**What you are asked to do:** Where a line of the listing below includes the word "pense", reproduce that line.

— Start —

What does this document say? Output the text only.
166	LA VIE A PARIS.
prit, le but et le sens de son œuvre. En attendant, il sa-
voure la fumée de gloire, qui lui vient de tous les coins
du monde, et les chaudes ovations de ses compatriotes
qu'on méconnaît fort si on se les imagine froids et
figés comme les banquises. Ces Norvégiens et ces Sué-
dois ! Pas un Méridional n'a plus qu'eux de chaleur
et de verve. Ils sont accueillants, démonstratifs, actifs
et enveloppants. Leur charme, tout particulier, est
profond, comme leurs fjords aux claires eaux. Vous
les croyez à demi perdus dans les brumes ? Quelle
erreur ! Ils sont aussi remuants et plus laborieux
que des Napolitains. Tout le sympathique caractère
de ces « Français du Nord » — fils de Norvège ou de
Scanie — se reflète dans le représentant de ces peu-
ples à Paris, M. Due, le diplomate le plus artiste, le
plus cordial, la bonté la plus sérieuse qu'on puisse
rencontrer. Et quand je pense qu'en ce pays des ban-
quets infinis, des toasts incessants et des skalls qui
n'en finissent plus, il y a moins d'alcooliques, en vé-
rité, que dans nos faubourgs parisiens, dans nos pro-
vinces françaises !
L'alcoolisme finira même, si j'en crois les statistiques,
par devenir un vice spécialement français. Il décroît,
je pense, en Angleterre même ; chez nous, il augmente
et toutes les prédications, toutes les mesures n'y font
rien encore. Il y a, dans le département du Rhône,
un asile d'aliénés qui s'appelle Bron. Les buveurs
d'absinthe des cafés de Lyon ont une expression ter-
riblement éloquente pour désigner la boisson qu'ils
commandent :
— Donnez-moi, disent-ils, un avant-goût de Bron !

— End —

**Solution to the exercise:**
rencontrer. Et quand je pense qu'en ce pays des ban-
je pense, en Angleterre même ; chez nous, il augmente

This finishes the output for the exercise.